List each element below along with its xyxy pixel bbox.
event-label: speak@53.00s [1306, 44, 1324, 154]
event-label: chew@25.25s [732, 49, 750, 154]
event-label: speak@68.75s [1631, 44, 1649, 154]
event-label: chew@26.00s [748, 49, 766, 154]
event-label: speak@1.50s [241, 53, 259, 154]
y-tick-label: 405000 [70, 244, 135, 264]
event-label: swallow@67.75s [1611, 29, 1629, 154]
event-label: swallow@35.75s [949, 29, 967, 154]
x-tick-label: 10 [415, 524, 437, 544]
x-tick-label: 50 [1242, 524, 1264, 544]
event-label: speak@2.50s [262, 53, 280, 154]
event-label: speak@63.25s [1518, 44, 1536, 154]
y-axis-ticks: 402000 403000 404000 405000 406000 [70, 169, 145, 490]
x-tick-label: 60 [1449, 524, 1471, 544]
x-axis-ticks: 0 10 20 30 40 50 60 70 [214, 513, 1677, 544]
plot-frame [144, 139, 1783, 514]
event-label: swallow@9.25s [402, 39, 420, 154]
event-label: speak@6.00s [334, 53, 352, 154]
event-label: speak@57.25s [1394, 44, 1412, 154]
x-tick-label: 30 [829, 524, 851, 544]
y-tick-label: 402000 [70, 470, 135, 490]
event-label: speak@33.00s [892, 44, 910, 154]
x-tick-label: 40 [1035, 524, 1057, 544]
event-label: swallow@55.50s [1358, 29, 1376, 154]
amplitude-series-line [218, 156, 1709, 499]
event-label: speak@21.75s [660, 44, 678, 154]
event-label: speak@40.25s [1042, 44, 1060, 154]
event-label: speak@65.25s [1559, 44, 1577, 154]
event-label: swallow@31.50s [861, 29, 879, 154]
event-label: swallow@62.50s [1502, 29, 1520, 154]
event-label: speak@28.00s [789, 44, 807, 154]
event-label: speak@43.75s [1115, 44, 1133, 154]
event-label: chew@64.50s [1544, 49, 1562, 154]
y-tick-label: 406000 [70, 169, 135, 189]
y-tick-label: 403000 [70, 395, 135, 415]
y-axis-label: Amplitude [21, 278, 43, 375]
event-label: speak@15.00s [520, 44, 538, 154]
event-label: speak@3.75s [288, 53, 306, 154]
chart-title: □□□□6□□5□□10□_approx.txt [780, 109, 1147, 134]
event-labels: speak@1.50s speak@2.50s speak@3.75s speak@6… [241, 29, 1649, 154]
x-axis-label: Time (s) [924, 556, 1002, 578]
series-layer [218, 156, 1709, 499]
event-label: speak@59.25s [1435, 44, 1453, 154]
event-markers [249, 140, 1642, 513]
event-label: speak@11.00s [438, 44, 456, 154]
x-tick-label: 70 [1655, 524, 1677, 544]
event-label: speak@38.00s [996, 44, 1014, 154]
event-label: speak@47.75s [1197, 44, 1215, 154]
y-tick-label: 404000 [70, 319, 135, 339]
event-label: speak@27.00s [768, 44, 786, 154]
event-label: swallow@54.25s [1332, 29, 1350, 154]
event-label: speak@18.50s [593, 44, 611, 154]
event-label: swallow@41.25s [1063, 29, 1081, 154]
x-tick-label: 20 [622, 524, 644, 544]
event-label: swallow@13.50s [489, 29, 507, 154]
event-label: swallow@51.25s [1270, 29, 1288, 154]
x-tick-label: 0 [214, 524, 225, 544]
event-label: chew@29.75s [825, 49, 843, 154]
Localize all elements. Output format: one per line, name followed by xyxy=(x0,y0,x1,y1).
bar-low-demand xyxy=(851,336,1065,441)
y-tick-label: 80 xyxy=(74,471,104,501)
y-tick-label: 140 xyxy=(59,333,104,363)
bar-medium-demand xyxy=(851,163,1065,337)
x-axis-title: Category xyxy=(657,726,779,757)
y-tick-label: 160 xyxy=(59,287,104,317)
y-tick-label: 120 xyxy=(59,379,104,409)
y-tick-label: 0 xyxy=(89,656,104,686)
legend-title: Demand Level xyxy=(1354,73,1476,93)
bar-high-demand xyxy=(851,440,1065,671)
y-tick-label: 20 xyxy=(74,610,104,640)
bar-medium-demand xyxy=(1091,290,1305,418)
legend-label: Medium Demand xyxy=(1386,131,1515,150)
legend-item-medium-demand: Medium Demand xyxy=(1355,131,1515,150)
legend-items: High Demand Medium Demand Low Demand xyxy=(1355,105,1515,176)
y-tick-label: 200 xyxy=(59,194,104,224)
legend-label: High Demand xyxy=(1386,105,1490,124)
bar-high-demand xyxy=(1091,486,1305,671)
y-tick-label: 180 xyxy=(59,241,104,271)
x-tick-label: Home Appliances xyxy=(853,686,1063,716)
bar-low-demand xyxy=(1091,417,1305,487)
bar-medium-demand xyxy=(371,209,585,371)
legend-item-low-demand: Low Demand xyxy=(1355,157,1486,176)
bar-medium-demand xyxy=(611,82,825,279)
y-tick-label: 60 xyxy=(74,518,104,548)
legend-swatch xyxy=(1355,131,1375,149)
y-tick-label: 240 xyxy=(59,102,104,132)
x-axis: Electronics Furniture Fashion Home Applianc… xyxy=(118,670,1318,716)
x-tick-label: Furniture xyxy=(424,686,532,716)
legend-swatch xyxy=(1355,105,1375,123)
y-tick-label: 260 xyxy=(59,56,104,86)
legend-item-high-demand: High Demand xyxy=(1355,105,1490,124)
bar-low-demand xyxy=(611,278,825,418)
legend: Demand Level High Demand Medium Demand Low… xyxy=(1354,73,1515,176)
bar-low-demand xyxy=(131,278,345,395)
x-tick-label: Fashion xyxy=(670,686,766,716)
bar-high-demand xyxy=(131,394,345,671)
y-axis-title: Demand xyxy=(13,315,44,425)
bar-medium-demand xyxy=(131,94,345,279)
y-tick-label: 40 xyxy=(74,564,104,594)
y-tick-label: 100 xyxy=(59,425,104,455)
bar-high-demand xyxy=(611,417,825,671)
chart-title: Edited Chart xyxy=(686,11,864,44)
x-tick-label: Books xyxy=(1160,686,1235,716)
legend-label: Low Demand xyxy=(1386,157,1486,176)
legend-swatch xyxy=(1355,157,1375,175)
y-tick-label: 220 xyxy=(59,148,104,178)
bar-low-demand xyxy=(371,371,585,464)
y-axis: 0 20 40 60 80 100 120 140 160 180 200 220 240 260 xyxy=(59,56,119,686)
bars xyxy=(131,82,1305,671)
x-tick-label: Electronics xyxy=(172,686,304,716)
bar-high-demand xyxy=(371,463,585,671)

····················

» Stated task
Update all the items above: rewrite them in full, replacing each "bar-high-demand" with "bar-demand-high" and leaving every other character as it is.

» Full response
List each element below along with its xyxy pixel bbox.
event-label: speak@53.00s [1306, 44, 1324, 154]
event-label: chew@25.25s [732, 49, 750, 154]
event-label: speak@68.75s [1631, 44, 1649, 154]
event-label: chew@26.00s [748, 49, 766, 154]
event-label: speak@1.50s [241, 53, 259, 154]
y-tick-label: 405000 [70, 244, 135, 264]
event-label: swallow@67.75s [1611, 29, 1629, 154]
event-label: swallow@35.75s [949, 29, 967, 154]
x-tick-label: 10 [415, 524, 437, 544]
x-tick-label: 50 [1242, 524, 1264, 544]
event-label: speak@2.50s [262, 53, 280, 154]
event-label: speak@63.25s [1518, 44, 1536, 154]
y-axis-ticks: 402000 403000 404000 405000 406000 [70, 169, 145, 490]
x-tick-label: 60 [1449, 524, 1471, 544]
x-axis-ticks: 0 10 20 30 40 50 60 70 [214, 513, 1677, 544]
plot-frame [144, 139, 1783, 514]
event-label: swallow@9.25s [402, 39, 420, 154]
event-label: speak@6.00s [334, 53, 352, 154]
event-label: speak@57.25s [1394, 44, 1412, 154]
x-tick-label: 30 [829, 524, 851, 544]
y-tick-label: 402000 [70, 470, 135, 490]
event-label: speak@33.00s [892, 44, 910, 154]
x-tick-label: 40 [1035, 524, 1057, 544]
event-label: swallow@55.50s [1358, 29, 1376, 154]
amplitude-series-line [218, 156, 1709, 499]
event-label: speak@21.75s [660, 44, 678, 154]
event-label: speak@40.25s [1042, 44, 1060, 154]
event-label: speak@65.25s [1559, 44, 1577, 154]
event-label: swallow@31.50s [861, 29, 879, 154]
event-label: swallow@62.50s [1502, 29, 1520, 154]
event-label: speak@28.00s [789, 44, 807, 154]
event-label: speak@43.75s [1115, 44, 1133, 154]
event-label: chew@64.50s [1544, 49, 1562, 154]
y-tick-label: 406000 [70, 169, 135, 189]
y-tick-label: 403000 [70, 395, 135, 415]
y-axis-label: Amplitude [21, 278, 43, 375]
event-label: speak@15.00s [520, 44, 538, 154]
event-label: speak@3.75s [288, 53, 306, 154]
chart-title: □□□□6□□5□□10□_approx.txt [780, 109, 1147, 134]
event-labels: speak@1.50s speak@2.50s speak@3.75s speak@6… [241, 29, 1649, 154]
x-axis-label: Time (s) [924, 556, 1002, 578]
series-layer [218, 156, 1709, 499]
event-label: speak@59.25s [1435, 44, 1453, 154]
event-markers [249, 140, 1642, 513]
event-label: speak@11.00s [438, 44, 456, 154]
x-tick-label: 70 [1655, 524, 1677, 544]
event-label: speak@38.00s [996, 44, 1014, 154]
event-label: speak@47.75s [1197, 44, 1215, 154]
y-tick-label: 404000 [70, 319, 135, 339]
event-label: speak@27.00s [768, 44, 786, 154]
event-label: swallow@54.25s [1332, 29, 1350, 154]
event-label: speak@18.50s [593, 44, 611, 154]
event-label: swallow@41.25s [1063, 29, 1081, 154]
x-tick-label: 20 [622, 524, 644, 544]
event-label: swallow@13.50s [489, 29, 507, 154]
event-label: swallow@51.25s [1270, 29, 1288, 154]
x-tick-label: 0 [214, 524, 225, 544]
event-label: chew@29.75s [825, 49, 843, 154]
Localize all elements. Output format: one per line, name followed by xyxy=(x0,y0,x1,y1).
bar-low-demand xyxy=(851,336,1065,441)
y-tick-label: 80 xyxy=(74,471,104,501)
y-tick-label: 140 xyxy=(59,333,104,363)
bar-medium-demand xyxy=(851,163,1065,337)
x-axis-title: Category xyxy=(657,726,779,757)
y-tick-label: 160 xyxy=(59,287,104,317)
y-tick-label: 120 xyxy=(59,379,104,409)
y-tick-label: 0 xyxy=(89,656,104,686)
legend-title: Demand Level xyxy=(1354,73,1476,93)
bar-demand-high xyxy=(851,440,1065,671)
y-tick-label: 20 xyxy=(74,610,104,640)
bar-medium-demand xyxy=(1091,290,1305,418)
legend-label: Medium Demand xyxy=(1386,131,1515,150)
legend-item-medium-demand: Medium Demand xyxy=(1355,131,1515,150)
legend-items: High Demand Medium Demand Low Demand xyxy=(1355,105,1515,176)
y-tick-label: 200 xyxy=(59,194,104,224)
legend-label: High Demand xyxy=(1386,105,1490,124)
bar-demand-high xyxy=(1091,486,1305,671)
y-tick-label: 180 xyxy=(59,241,104,271)
x-tick-label: Home Appliances xyxy=(853,686,1063,716)
bar-low-demand xyxy=(1091,417,1305,487)
bar-medium-demand xyxy=(371,209,585,371)
legend-item-low-demand: Low Demand xyxy=(1355,157,1486,176)
bar-medium-demand xyxy=(611,82,825,279)
y-tick-label: 60 xyxy=(74,518,104,548)
legend-swatch xyxy=(1355,131,1375,149)
y-tick-label: 240 xyxy=(59,102,104,132)
x-axis: Electronics Furniture Fashion Home Applianc… xyxy=(118,670,1318,716)
x-tick-label: Furniture xyxy=(424,686,532,716)
legend-swatch xyxy=(1355,105,1375,123)
y-tick-label: 260 xyxy=(59,56,104,86)
legend-item-high-demand: High Demand xyxy=(1355,105,1490,124)
bar-low-demand xyxy=(611,278,825,418)
legend: Demand Level High Demand Medium Demand Low… xyxy=(1354,73,1515,176)
bar-low-demand xyxy=(131,278,345,395)
x-tick-label: Fashion xyxy=(670,686,766,716)
bar-demand-high xyxy=(131,394,345,671)
y-axis-title: Demand xyxy=(13,315,44,425)
bar-medium-demand xyxy=(131,94,345,279)
y-tick-label: 40 xyxy=(74,564,104,594)
y-tick-label: 100 xyxy=(59,425,104,455)
bar-demand-high xyxy=(611,417,825,671)
chart-title: Edited Chart xyxy=(686,11,864,44)
x-tick-label: Books xyxy=(1160,686,1235,716)
legend-label: Low Demand xyxy=(1386,157,1486,176)
legend-swatch xyxy=(1355,157,1375,175)
y-tick-label: 220 xyxy=(59,148,104,178)
bar-low-demand xyxy=(371,371,585,464)
y-axis: 0 20 40 60 80 100 120 140 160 180 200 220 240 260 xyxy=(59,56,119,686)
bars xyxy=(131,82,1305,671)
x-tick-label: Electronics xyxy=(172,686,304,716)
bar-demand-high xyxy=(371,463,585,671)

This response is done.